Reproduce the listing below without any change.
## Begin Listed records
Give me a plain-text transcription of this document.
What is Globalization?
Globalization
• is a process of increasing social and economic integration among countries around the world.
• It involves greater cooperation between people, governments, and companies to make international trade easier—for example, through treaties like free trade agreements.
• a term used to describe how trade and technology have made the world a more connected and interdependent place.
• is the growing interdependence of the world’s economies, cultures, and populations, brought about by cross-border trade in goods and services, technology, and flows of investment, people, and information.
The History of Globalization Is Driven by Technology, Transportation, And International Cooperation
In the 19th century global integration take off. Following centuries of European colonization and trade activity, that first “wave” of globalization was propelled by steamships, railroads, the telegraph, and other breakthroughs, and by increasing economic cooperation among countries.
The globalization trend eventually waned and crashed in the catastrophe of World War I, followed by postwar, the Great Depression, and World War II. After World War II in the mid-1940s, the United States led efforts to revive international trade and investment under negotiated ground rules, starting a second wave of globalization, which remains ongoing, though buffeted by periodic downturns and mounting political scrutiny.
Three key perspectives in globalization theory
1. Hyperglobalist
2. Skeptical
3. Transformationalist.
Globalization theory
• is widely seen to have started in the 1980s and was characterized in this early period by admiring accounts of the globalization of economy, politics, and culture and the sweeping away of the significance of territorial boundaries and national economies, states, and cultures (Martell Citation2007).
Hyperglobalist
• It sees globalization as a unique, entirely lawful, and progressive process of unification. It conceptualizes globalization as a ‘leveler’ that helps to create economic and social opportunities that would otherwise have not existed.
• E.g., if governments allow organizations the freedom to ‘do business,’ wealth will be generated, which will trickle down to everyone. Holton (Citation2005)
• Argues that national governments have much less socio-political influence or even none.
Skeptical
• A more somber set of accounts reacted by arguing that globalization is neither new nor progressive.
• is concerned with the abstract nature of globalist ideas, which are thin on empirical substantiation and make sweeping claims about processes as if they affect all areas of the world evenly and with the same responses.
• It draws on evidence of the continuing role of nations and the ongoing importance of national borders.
## End Listed records
▶ **Solution to the exercise**:
Give me a plain-text transcription of this document.
What is Globalization?
Globalization
• is a process of increasing social and economic integration among countries around the world.
• It involves greater cooperation between people, governments, and companies to make international trade easier—for example, through treaties like free trade agreements.
• a term used to describe how trade and technology have made the world a more connected and interdependent place.
• is the growing interdependence of the world’s economies, cultures, and populations, brought about by cross-border trade in goods and services, technology, and flows of investment, people, and information.
The History of Globalization Is Driven by Technology, Transportation, And International Cooperation
In the 19th century global integration take off. Following centuries of European colonization and trade activity, that first “wave” of globalization was propelled by steamships, railroads, the telegraph, and other breakthroughs, and by increasing economic cooperation among countries.
The globalization trend eventually waned and crashed in the catastrophe of World War I, followed by postwar, the Great Depression, and World War II. After World War II in the mid-1940s, the United States led efforts to revive international trade and investment under negotiated ground rules, starting a second wave of globalization, which remains ongoing, though buffeted by periodic downturns and mounting political scrutiny.
Three key perspectives in globalization theory
1. Hyperglobalist
2. Skeptical
3. Transformationalist.
Globalization theory
• is widely seen to have started in the 1980s and was characterized in this early period by admiring accounts of the globalization of economy, politics, and culture and the sweeping away of the significance of territorial boundaries and national economies, states, and cultures (Martell Citation2007).
Hyperglobalist
• It sees globalization as a unique, entirely lawful, and progressive process of unification. It conceptualizes globalization as a ‘leveler’ that helps to create economic and social opportunities that would otherwise have not existed.
• E.g., if governments allow organizations the freedom to ‘do business,’ wealth will be generated, which will trickle down to everyone. Holton (Citation2005)
• Argues that national governments have much less socio-political influence or even none.
Skeptical
• A more somber set of accounts reacted by arguing that globalization is neither new nor progressive.
• is concerned with the abstract nature of globalist ideas, which are thin on empirical substantiation and make sweeping claims about processes as if they affect all areas of the world evenly and with the same responses.
• It draws on evidence of the continuing role of nations and the ongoing importance of national borders.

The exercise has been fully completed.